STATED TASK = Reproduce the listing below exactly. Pictures do not belong in the copy.

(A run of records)
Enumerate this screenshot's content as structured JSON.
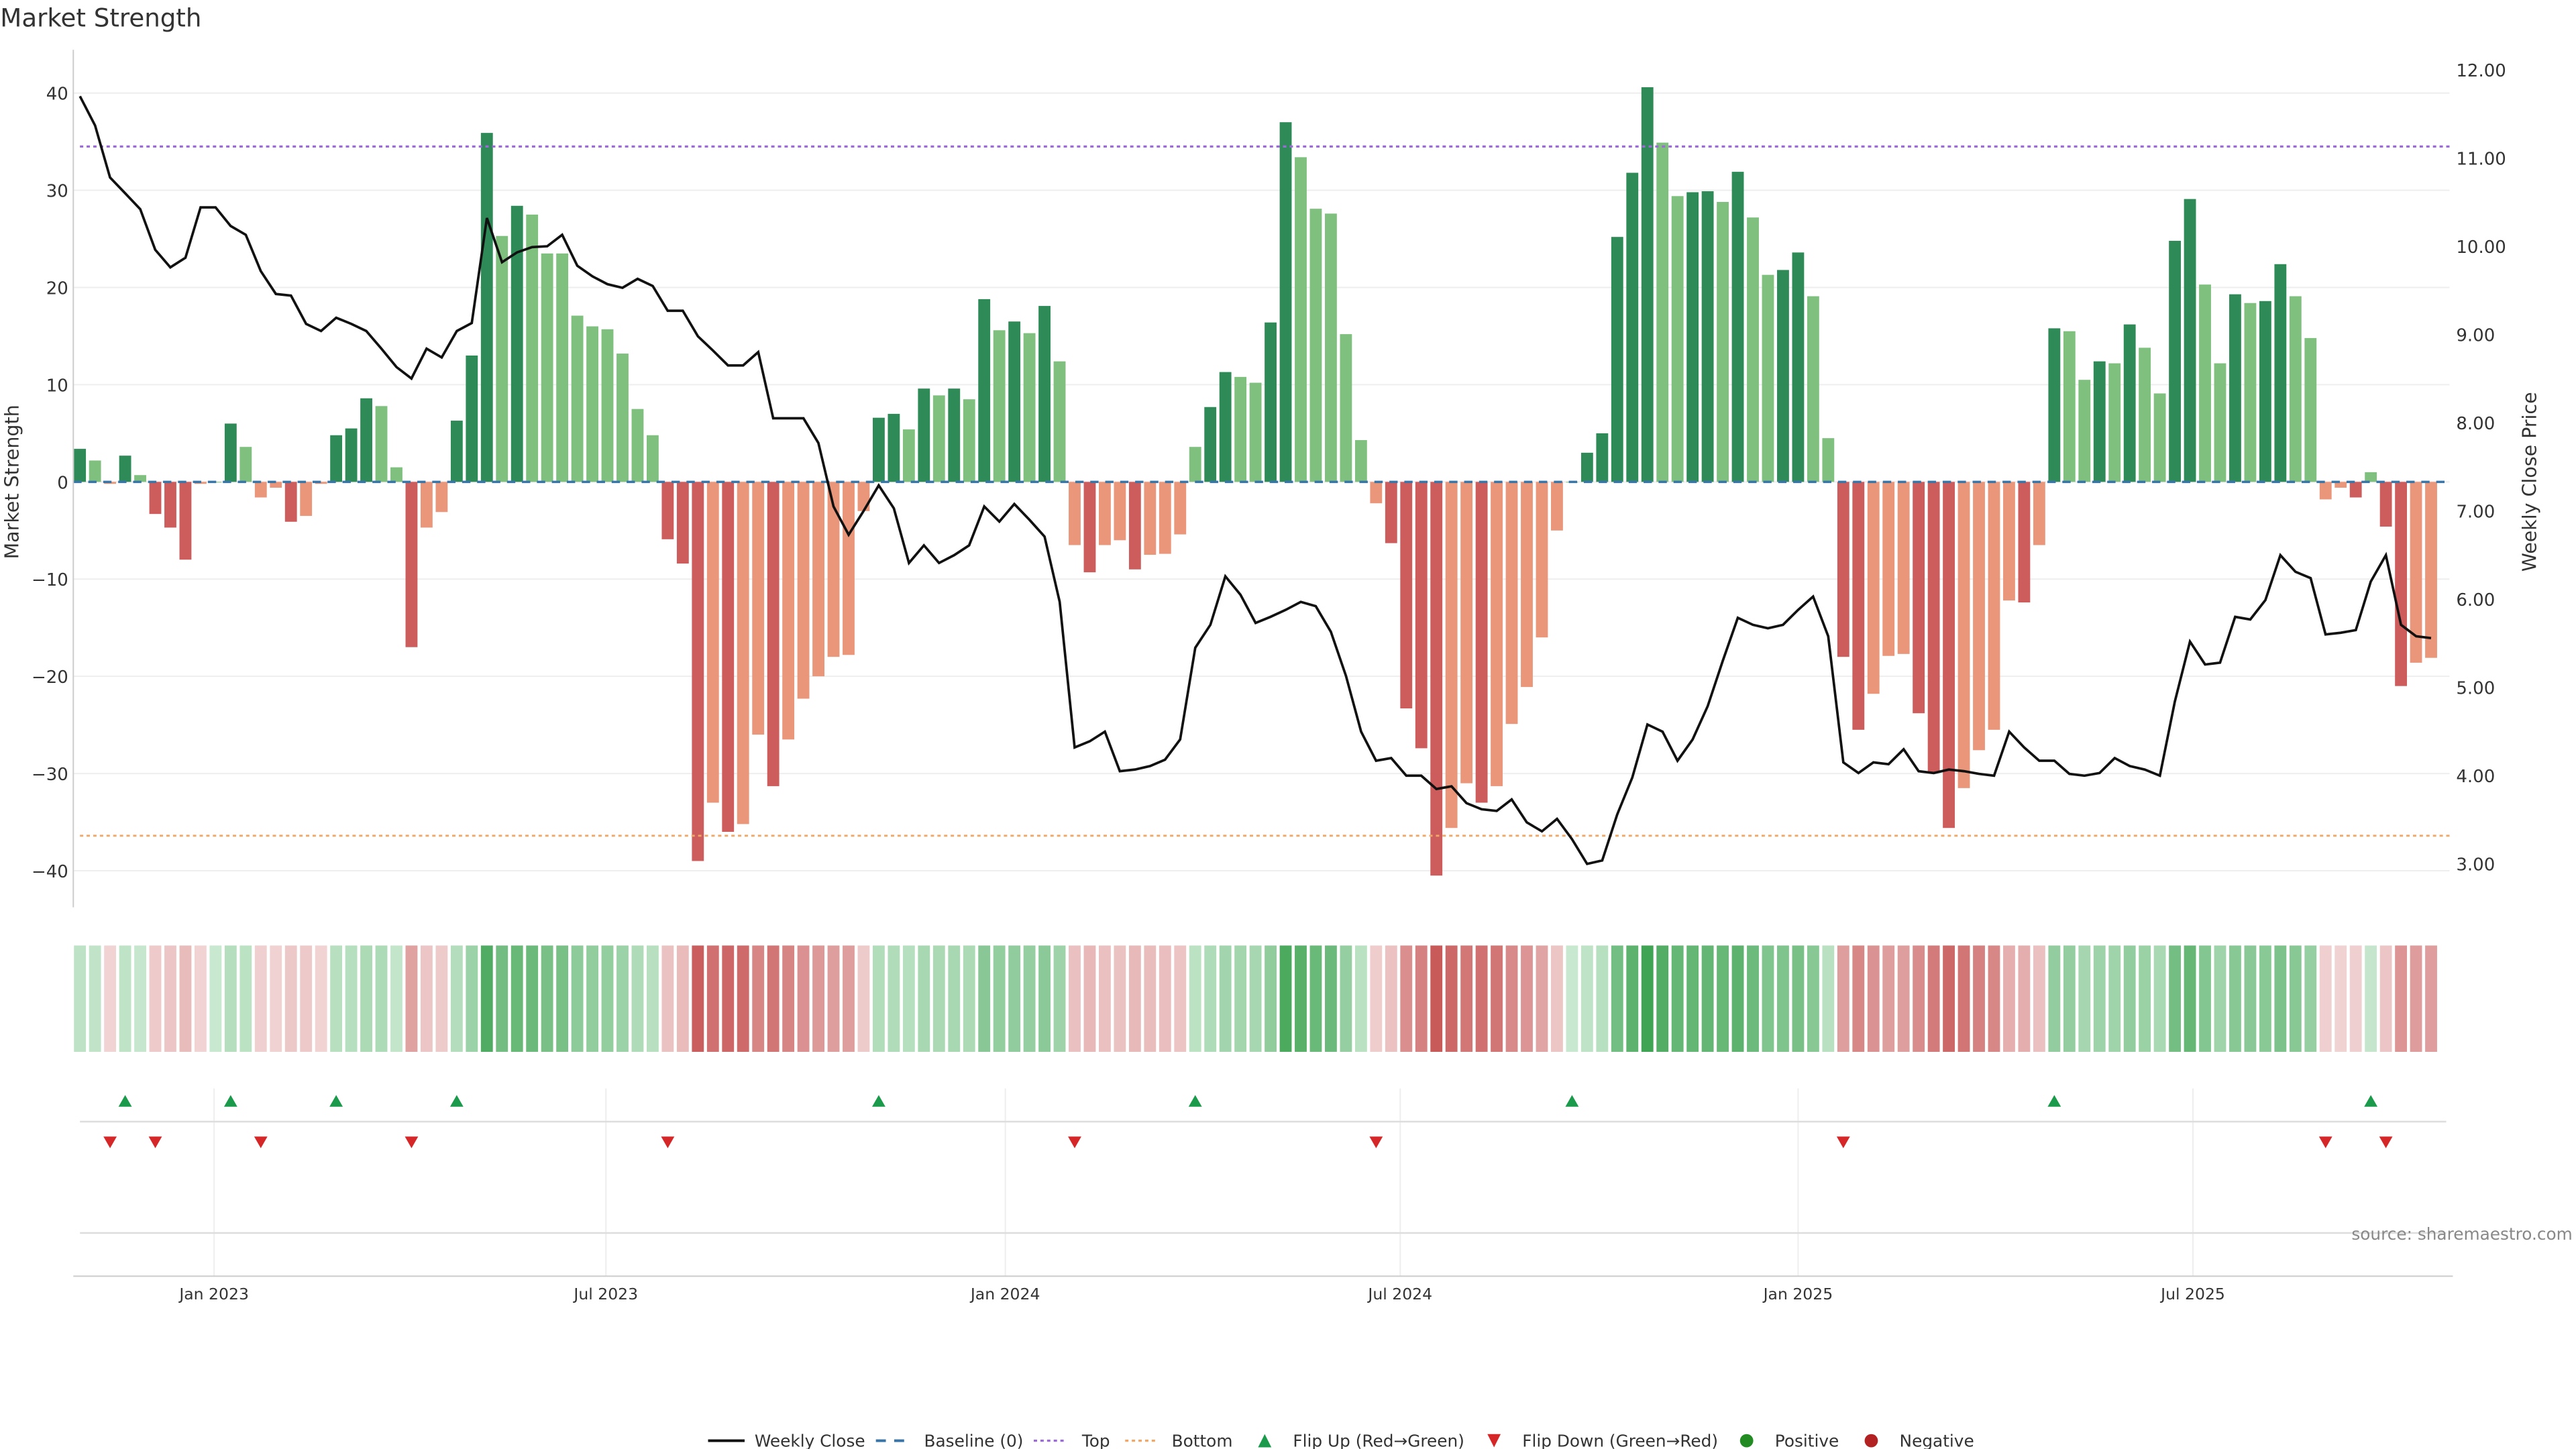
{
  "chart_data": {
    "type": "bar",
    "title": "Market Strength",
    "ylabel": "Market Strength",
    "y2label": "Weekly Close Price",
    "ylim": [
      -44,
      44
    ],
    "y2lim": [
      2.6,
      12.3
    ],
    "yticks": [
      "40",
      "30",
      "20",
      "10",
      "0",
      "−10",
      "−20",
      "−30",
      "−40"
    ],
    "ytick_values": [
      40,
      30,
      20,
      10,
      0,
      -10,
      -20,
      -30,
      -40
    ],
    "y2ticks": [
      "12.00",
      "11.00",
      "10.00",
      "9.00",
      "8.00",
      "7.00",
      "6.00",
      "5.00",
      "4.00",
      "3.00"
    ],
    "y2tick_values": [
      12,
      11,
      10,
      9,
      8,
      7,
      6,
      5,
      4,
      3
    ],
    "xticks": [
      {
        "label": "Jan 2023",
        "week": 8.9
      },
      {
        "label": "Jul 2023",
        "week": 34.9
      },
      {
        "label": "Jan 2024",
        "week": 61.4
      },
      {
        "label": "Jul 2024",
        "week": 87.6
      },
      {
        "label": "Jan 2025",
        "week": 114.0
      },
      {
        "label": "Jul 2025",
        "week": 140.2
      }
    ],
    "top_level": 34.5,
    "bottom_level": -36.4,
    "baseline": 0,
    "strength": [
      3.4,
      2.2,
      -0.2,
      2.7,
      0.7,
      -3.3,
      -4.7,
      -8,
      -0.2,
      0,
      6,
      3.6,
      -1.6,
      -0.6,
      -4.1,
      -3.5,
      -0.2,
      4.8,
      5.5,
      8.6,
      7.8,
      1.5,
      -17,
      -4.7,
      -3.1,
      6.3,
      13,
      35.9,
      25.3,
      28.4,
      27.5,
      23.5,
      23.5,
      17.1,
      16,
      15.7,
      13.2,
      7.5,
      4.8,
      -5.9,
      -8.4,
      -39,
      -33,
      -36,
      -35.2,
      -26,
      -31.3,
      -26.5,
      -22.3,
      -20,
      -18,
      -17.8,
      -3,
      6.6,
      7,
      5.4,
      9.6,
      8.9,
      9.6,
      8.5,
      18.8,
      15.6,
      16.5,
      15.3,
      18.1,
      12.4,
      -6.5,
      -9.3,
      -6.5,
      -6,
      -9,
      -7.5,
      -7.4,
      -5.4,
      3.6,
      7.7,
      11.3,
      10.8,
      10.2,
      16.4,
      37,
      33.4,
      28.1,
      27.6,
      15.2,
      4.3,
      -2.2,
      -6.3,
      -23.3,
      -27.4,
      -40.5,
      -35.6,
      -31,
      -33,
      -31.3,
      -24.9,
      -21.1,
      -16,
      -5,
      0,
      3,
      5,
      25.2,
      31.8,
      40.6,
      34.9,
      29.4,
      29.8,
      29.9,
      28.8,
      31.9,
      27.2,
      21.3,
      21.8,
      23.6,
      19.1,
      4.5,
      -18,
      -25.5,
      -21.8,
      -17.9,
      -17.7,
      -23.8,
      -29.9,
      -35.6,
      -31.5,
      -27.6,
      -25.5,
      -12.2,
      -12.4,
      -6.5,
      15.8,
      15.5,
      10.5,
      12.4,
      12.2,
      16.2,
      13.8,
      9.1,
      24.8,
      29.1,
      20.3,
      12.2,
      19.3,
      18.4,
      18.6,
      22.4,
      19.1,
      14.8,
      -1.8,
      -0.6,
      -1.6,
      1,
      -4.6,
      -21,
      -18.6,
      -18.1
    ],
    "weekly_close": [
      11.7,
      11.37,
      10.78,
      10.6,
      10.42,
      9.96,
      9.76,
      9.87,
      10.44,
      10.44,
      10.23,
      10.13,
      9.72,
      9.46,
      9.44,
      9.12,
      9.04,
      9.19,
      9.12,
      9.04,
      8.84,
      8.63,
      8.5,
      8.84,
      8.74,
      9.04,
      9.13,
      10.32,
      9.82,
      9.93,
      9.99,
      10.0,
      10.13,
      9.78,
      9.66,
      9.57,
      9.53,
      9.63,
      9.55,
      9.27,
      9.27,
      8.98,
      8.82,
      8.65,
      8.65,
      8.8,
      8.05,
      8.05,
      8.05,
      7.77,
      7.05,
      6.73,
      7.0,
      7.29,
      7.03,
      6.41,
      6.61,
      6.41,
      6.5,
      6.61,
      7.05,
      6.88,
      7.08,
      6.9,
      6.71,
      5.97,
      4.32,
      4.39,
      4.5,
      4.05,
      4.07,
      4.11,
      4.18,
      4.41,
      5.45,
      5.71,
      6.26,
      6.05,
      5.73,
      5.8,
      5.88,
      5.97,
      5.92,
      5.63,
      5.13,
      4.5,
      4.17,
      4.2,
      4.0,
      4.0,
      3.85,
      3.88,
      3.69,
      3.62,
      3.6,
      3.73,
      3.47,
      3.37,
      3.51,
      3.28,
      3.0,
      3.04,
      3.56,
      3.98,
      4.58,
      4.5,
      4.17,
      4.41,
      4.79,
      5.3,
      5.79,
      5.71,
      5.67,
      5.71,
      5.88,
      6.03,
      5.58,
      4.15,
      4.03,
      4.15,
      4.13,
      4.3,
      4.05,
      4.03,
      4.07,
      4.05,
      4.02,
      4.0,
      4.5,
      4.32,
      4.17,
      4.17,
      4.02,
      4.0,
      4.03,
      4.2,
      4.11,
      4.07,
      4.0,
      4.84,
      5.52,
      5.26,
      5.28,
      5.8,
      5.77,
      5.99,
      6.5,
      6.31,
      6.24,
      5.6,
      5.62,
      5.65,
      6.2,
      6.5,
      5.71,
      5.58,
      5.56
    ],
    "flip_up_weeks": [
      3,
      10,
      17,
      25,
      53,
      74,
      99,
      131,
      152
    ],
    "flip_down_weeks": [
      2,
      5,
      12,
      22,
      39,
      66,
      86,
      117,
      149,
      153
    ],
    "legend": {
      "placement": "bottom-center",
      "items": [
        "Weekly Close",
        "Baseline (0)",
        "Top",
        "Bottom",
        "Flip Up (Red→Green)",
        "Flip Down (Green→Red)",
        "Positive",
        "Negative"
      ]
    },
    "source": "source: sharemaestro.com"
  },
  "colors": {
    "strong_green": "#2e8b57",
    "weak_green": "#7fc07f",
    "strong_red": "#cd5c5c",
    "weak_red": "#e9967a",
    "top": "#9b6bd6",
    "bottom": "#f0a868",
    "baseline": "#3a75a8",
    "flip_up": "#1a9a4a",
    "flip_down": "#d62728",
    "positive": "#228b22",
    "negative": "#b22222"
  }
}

ANSWER TO THIS TASK =
Enumerate this screenshot's content as structured JSON.
{
  "chart_data": {
    "type": "bar",
    "title": "Market Strength",
    "ylabel": "Market Strength",
    "y2label": "Weekly Close Price",
    "ylim": [
      -44,
      44
    ],
    "y2lim": [
      2.6,
      12.3
    ],
    "yticks": [
      "40",
      "30",
      "20",
      "10",
      "0",
      "−10",
      "−20",
      "−30",
      "−40"
    ],
    "ytick_values": [
      40,
      30,
      20,
      10,
      0,
      -10,
      -20,
      -30,
      -40
    ],
    "y2ticks": [
      "12.00",
      "11.00",
      "10.00",
      "9.00",
      "8.00",
      "7.00",
      "6.00",
      "5.00",
      "4.00",
      "3.00"
    ],
    "y2tick_values": [
      12,
      11,
      10,
      9,
      8,
      7,
      6,
      5,
      4,
      3
    ],
    "xticks": [
      {
        "label": "Jan 2023",
        "week": 8.9
      },
      {
        "label": "Jul 2023",
        "week": 34.9
      },
      {
        "label": "Jan 2024",
        "week": 61.4
      },
      {
        "label": "Jul 2024",
        "week": 87.6
      },
      {
        "label": "Jan 2025",
        "week": 114.0
      },
      {
        "label": "Jul 2025",
        "week": 140.2
      }
    ],
    "top_level": 34.5,
    "bottom_level": -36.4,
    "baseline": 0,
    "strength": [
      3.4,
      2.2,
      -0.2,
      2.7,
      0.7,
      -3.3,
      -4.7,
      -8,
      -0.2,
      0,
      6,
      3.6,
      -1.6,
      -0.6,
      -4.1,
      -3.5,
      -0.2,
      4.8,
      5.5,
      8.6,
      7.8,
      1.5,
      -17,
      -4.7,
      -3.1,
      6.3,
      13,
      35.9,
      25.3,
      28.4,
      27.5,
      23.5,
      23.5,
      17.1,
      16,
      15.7,
      13.2,
      7.5,
      4.8,
      -5.9,
      -8.4,
      -39,
      -33,
      -36,
      -35.2,
      -26,
      -31.3,
      -26.5,
      -22.3,
      -20,
      -18,
      -17.8,
      -3,
      6.6,
      7,
      5.4,
      9.6,
      8.9,
      9.6,
      8.5,
      18.8,
      15.6,
      16.5,
      15.3,
      18.1,
      12.4,
      -6.5,
      -9.3,
      -6.5,
      -6,
      -9,
      -7.5,
      -7.4,
      -5.4,
      3.6,
      7.7,
      11.3,
      10.8,
      10.2,
      16.4,
      37,
      33.4,
      28.1,
      27.6,
      15.2,
      4.3,
      -2.2,
      -6.3,
      -23.3,
      -27.4,
      -40.5,
      -35.6,
      -31,
      -33,
      -31.3,
      -24.9,
      -21.1,
      -16,
      -5,
      0,
      3,
      5,
      25.2,
      31.8,
      40.6,
      34.9,
      29.4,
      29.8,
      29.9,
      28.8,
      31.9,
      27.2,
      21.3,
      21.8,
      23.6,
      19.1,
      4.5,
      -18,
      -25.5,
      -21.8,
      -17.9,
      -17.7,
      -23.8,
      -29.9,
      -35.6,
      -31.5,
      -27.6,
      -25.5,
      -12.2,
      -12.4,
      -6.5,
      15.8,
      15.5,
      10.5,
      12.4,
      12.2,
      16.2,
      13.8,
      9.1,
      24.8,
      29.1,
      20.3,
      12.2,
      19.3,
      18.4,
      18.6,
      22.4,
      19.1,
      14.8,
      -1.8,
      -0.6,
      -1.6,
      1,
      -4.6,
      -21,
      -18.6,
      -18.1
    ],
    "weekly_close": [
      11.7,
      11.37,
      10.78,
      10.6,
      10.42,
      9.96,
      9.76,
      9.87,
      10.44,
      10.44,
      10.23,
      10.13,
      9.72,
      9.46,
      9.44,
      9.12,
      9.04,
      9.19,
      9.12,
      9.04,
      8.84,
      8.63,
      8.5,
      8.84,
      8.74,
      9.04,
      9.13,
      10.32,
      9.82,
      9.93,
      9.99,
      10.0,
      10.13,
      9.78,
      9.66,
      9.57,
      9.53,
      9.63,
      9.55,
      9.27,
      9.27,
      8.98,
      8.82,
      8.65,
      8.65,
      8.8,
      8.05,
      8.05,
      8.05,
      7.77,
      7.05,
      6.73,
      7.0,
      7.29,
      7.03,
      6.41,
      6.61,
      6.41,
      6.5,
      6.61,
      7.05,
      6.88,
      7.08,
      6.9,
      6.71,
      5.97,
      4.32,
      4.39,
      4.5,
      4.05,
      4.07,
      4.11,
      4.18,
      4.41,
      5.45,
      5.71,
      6.26,
      6.05,
      5.73,
      5.8,
      5.88,
      5.97,
      5.92,
      5.63,
      5.13,
      4.5,
      4.17,
      4.2,
      4.0,
      4.0,
      3.85,
      3.88,
      3.69,
      3.62,
      3.6,
      3.73,
      3.47,
      3.37,
      3.51,
      3.28,
      3.0,
      3.04,
      3.56,
      3.98,
      4.58,
      4.5,
      4.17,
      4.41,
      4.79,
      5.3,
      5.79,
      5.71,
      5.67,
      5.71,
      5.88,
      6.03,
      5.58,
      4.15,
      4.03,
      4.15,
      4.13,
      4.3,
      4.05,
      4.03,
      4.07,
      4.05,
      4.02,
      4.0,
      4.5,
      4.32,
      4.17,
      4.17,
      4.02,
      4.0,
      4.03,
      4.2,
      4.11,
      4.07,
      4.0,
      4.84,
      5.52,
      5.26,
      5.28,
      5.8,
      5.77,
      5.99,
      6.5,
      6.31,
      6.24,
      5.6,
      5.62,
      5.65,
      6.2,
      6.5,
      5.71,
      5.58,
      5.56
    ],
    "flip_up_weeks": [
      3,
      10,
      17,
      25,
      53,
      74,
      99,
      131,
      152
    ],
    "flip_down_weeks": [
      2,
      5,
      12,
      22,
      39,
      66,
      86,
      117,
      149,
      153
    ],
    "legend": {
      "placement": "bottom-center",
      "items": [
        "Weekly Close",
        "Baseline (0)",
        "Top",
        "Bottom",
        "Flip Up (Red→Green)",
        "Flip Down (Green→Red)",
        "Positive",
        "Negative"
      ]
    },
    "source": "source: sharemaestro.com"
  },
  "colors": {
    "strong_green": "#2e8b57",
    "weak_green": "#7fc07f",
    "strong_red": "#cd5c5c",
    "weak_red": "#e9967a",
    "top": "#9b6bd6",
    "bottom": "#f0a868",
    "baseline": "#3a75a8",
    "flip_up": "#1a9a4a",
    "flip_down": "#d62728",
    "positive": "#228b22",
    "negative": "#b22222"
  }
}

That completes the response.